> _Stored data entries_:
=====

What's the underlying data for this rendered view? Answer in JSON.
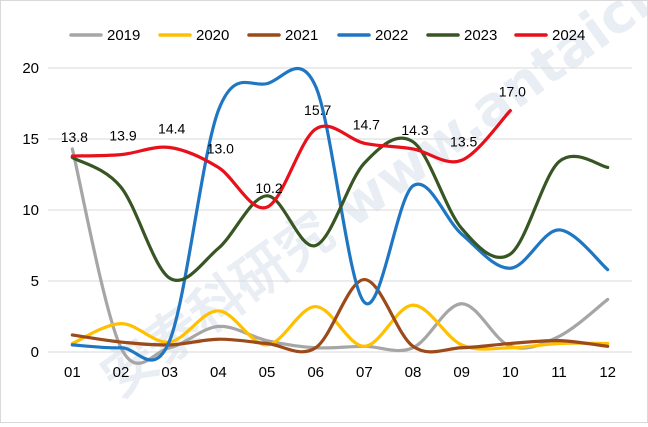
{
  "chart_data": {
    "type": "line",
    "categories": [
      "01",
      "02",
      "03",
      "04",
      "05",
      "06",
      "07",
      "08",
      "09",
      "10",
      "11",
      "12"
    ],
    "ylim": [
      0,
      20
    ],
    "yticks": [
      0,
      5,
      10,
      15,
      20
    ],
    "grid": true,
    "legend_position": "top",
    "series": [
      {
        "name": "2019",
        "color": "#a6a6a6",
        "values": [
          14.3,
          0.3,
          0.3,
          1.8,
          0.8,
          0.3,
          0.4,
          0.3,
          3.4,
          0.4,
          1.1,
          3.7
        ]
      },
      {
        "name": "2020",
        "color": "#ffc000",
        "values": [
          0.6,
          2.0,
          0.7,
          2.9,
          0.5,
          3.2,
          0.4,
          3.3,
          0.5,
          0.3,
          0.6,
          0.6
        ]
      },
      {
        "name": "2021",
        "color": "#9c4a1a",
        "values": [
          1.2,
          0.7,
          0.5,
          0.9,
          0.6,
          0.3,
          5.1,
          0.4,
          0.3,
          0.6,
          0.8,
          0.4
        ]
      },
      {
        "name": "2022",
        "color": "#1f77c4",
        "values": [
          0.5,
          0.3,
          0.8,
          17.0,
          18.9,
          18.7,
          3.5,
          11.7,
          8.3,
          5.9,
          8.6,
          5.8
        ]
      },
      {
        "name": "2023",
        "color": "#375623",
        "values": [
          13.7,
          11.6,
          5.2,
          7.3,
          11.0,
          7.5,
          13.3,
          14.8,
          8.7,
          6.9,
          13.4,
          13.0
        ]
      },
      {
        "name": "2024",
        "color": "#e8101a",
        "values": [
          13.8,
          13.9,
          14.4,
          13.0,
          10.2,
          15.7,
          14.7,
          14.3,
          13.5,
          17.0,
          null,
          null
        ]
      }
    ],
    "data_labels": {
      "series": "2024",
      "texts": [
        "13.8",
        "13.9",
        "14.4",
        "13.0",
        "10.2",
        "15.7",
        "14.7",
        "14.3",
        "13.5",
        "17.0"
      ]
    },
    "watermark": "安泰科研究 www.antaichina.com"
  }
}
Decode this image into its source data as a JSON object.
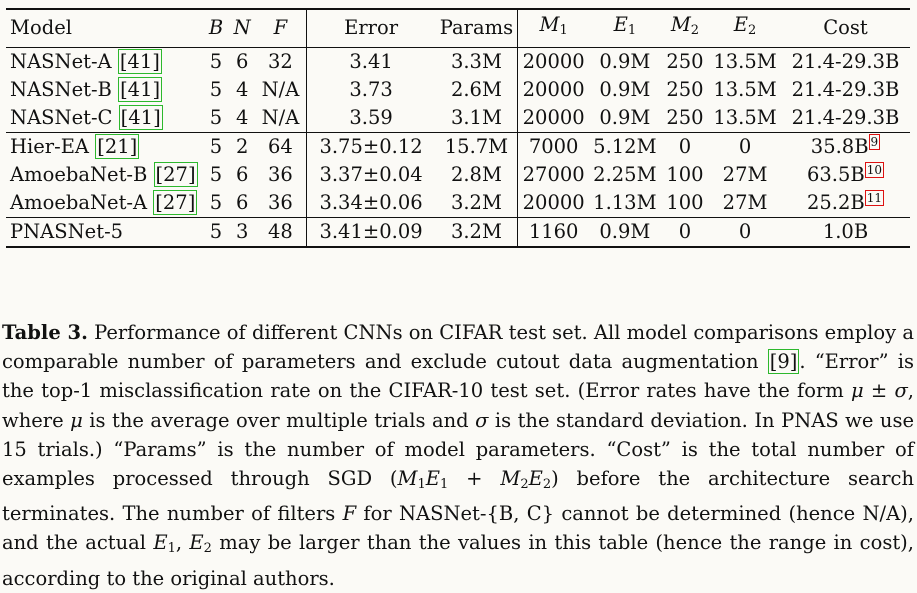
{
  "header": {
    "model": "Model",
    "b": "B",
    "n": "N",
    "f": "F",
    "error": "Error",
    "params": "Params",
    "m1": "M",
    "m1_sub": "1",
    "e1": "E",
    "e1_sub": "1",
    "m2": "M",
    "m2_sub": "2",
    "e2": "E",
    "e2_sub": "2",
    "cost": "Cost"
  },
  "rows": [
    {
      "model": "NASNet-A",
      "cite": "[41]",
      "b": "5",
      "n": "6",
      "f": "32",
      "error": "3.41",
      "params": "3.3M",
      "m1": "20000",
      "e1": "0.9M",
      "m2": "250",
      "e2": "13.5M",
      "cost": "21.4-29.3B",
      "fn": ""
    },
    {
      "model": "NASNet-B",
      "cite": "[41]",
      "b": "5",
      "n": "4",
      "f": "N/A",
      "error": "3.73",
      "params": "2.6M",
      "m1": "20000",
      "e1": "0.9M",
      "m2": "250",
      "e2": "13.5M",
      "cost": "21.4-29.3B",
      "fn": ""
    },
    {
      "model": "NASNet-C",
      "cite": "[41]",
      "b": "5",
      "n": "4",
      "f": "N/A",
      "error": "3.59",
      "params": "3.1M",
      "m1": "20000",
      "e1": "0.9M",
      "m2": "250",
      "e2": "13.5M",
      "cost": "21.4-29.3B",
      "fn": ""
    },
    {
      "model": "Hier-EA",
      "cite": "[21]",
      "b": "5",
      "n": "2",
      "f": "64",
      "error": "3.75±0.12",
      "params": "15.7M",
      "m1": "7000",
      "e1": "5.12M",
      "m2": "0",
      "e2": "0",
      "cost": "35.8B",
      "fn": "9"
    },
    {
      "model": "AmoebaNet-B",
      "cite": "[27]",
      "b": "5",
      "n": "6",
      "f": "36",
      "error": "3.37±0.04",
      "params": "2.8M",
      "m1": "27000",
      "e1": "2.25M",
      "m2": "100",
      "e2": "27M",
      "cost": "63.5B",
      "fn": "10"
    },
    {
      "model": "AmoebaNet-A",
      "cite": "[27]",
      "b": "5",
      "n": "6",
      "f": "36",
      "error": "3.34±0.06",
      "params": "3.2M",
      "m1": "20000",
      "e1": "1.13M",
      "m2": "100",
      "e2": "27M",
      "cost": "25.2B",
      "fn": "11"
    },
    {
      "model": "PNASNet-5",
      "cite": "",
      "b": "5",
      "n": "3",
      "f": "48",
      "error": "3.41±0.09",
      "params": "3.2M",
      "m1": "1160",
      "e1": "0.9M",
      "m2": "0",
      "e2": "0",
      "cost": "1.0B",
      "fn": ""
    }
  ],
  "caption": {
    "label": "Table 3.",
    "s1": " Performance of different CNNs on CIFAR test set. All model comparisons employ a comparable number of parameters and exclude cutout data augmentation ",
    "cite9": "[9]",
    "s2": ". “Error” is the top-1 misclassification rate on the CIFAR-10 test set. (Error rates have the form ",
    "mu": "μ",
    "pm": " ± ",
    "sigma": "σ",
    "s3": ", where ",
    "s4": " is the average over multiple trials and ",
    "s5": " is the standard deviation. In PNAS we use 15 trials.) “Params” is the number of model parameters. “Cost” is the total number of examples processed through SGD (",
    "formula_m1": "M",
    "formula_e1": "E",
    "formula_plus": "+",
    "formula_m2": "M",
    "formula_e2": "E",
    "sub1": "1",
    "sub2": "2",
    "s6": ") before the architecture search terminates. The number of filters ",
    "f": "F",
    "s7": " for NASNet-{B, C} cannot be determined (hence N/A), and the actual ",
    "e": "E",
    "s8": ", ",
    "s9": " may be larger than the values in this table (hence the range in cost), according to the original authors."
  }
}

=====

> _TASK INSTRUCTIONS_:
List each line in the listing that contains the string "color".

> _COMPLETE ANSWER_:
        "color": "#a6a6a6",
        "color": "#ffc000",
        "color": "#9c4a1a",
        "color": "#1f77c4",
        "color": "#375623",
        "color": "#e8101a",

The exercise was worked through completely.